CHALLENGE: Below are some records; repeat them all exactly, minus the pictures.

┌─ MATERIAL FOR THIS TASK

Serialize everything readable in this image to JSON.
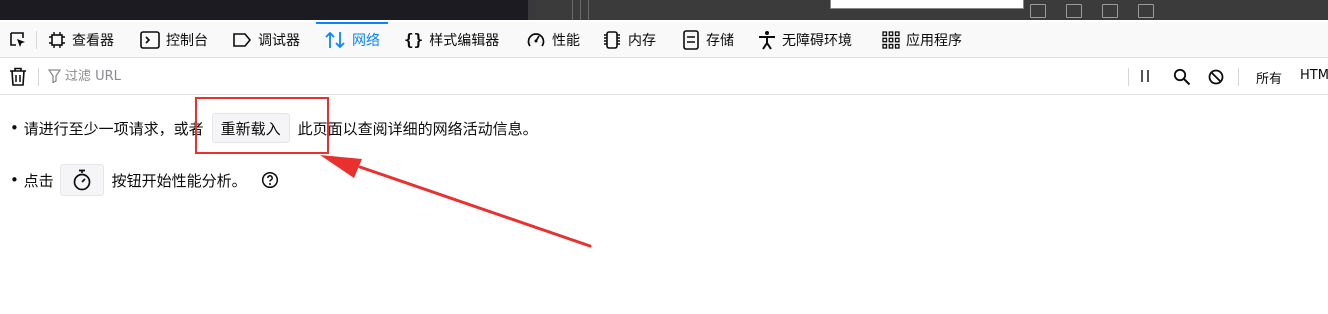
{
  "colors": {
    "accent": "#0a84ff",
    "highlight": "#e8302f"
  },
  "tabs": [
    {
      "label": "查看器",
      "icon": "inspector-icon"
    },
    {
      "label": "控制台",
      "icon": "console-icon"
    },
    {
      "label": "调试器",
      "icon": "debugger-icon"
    },
    {
      "label": "网络",
      "icon": "network-icon",
      "selected": true
    },
    {
      "label": "样式编辑器",
      "icon": "style-editor-icon"
    },
    {
      "label": "性能",
      "icon": "performance-icon"
    },
    {
      "label": "内存",
      "icon": "memory-icon"
    },
    {
      "label": "存储",
      "icon": "storage-icon"
    },
    {
      "label": "无障碍环境",
      "icon": "accessibility-icon"
    },
    {
      "label": "应用程序",
      "icon": "application-icon"
    }
  ],
  "filterbar": {
    "placeholder": "过滤 URL",
    "type_all": "所有",
    "type_html": "HTML"
  },
  "notice": {
    "line1_before": "请进行至少一项请求，或者",
    "reload_button": "重新载入",
    "line1_after": "此页面以查阅详细的网络活动信息。",
    "line2_before": "点击",
    "line2_after": "按钮开始性能分析。"
  }
}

└─

TASK RESPONSE:
Serialize everything readable in this image to JSON.
{
  "colors": {
    "accent": "#0a84ff",
    "highlight": "#e8302f"
  },
  "tabs": [
    {
      "label": "查看器",
      "icon": "inspector-icon"
    },
    {
      "label": "控制台",
      "icon": "console-icon"
    },
    {
      "label": "调试器",
      "icon": "debugger-icon"
    },
    {
      "label": "网络",
      "icon": "network-icon",
      "selected": true
    },
    {
      "label": "样式编辑器",
      "icon": "style-editor-icon"
    },
    {
      "label": "性能",
      "icon": "performance-icon"
    },
    {
      "label": "内存",
      "icon": "memory-icon"
    },
    {
      "label": "存储",
      "icon": "storage-icon"
    },
    {
      "label": "无障碍环境",
      "icon": "accessibility-icon"
    },
    {
      "label": "应用程序",
      "icon": "application-icon"
    }
  ],
  "filterbar": {
    "placeholder": "过滤 URL",
    "type_all": "所有",
    "type_html": "HTML"
  },
  "notice": {
    "line1_before": "请进行至少一项请求，或者",
    "reload_button": "重新载入",
    "line1_after": "此页面以查阅详细的网络活动信息。",
    "line2_before": "点击",
    "line2_after": "按钮开始性能分析。"
  }
}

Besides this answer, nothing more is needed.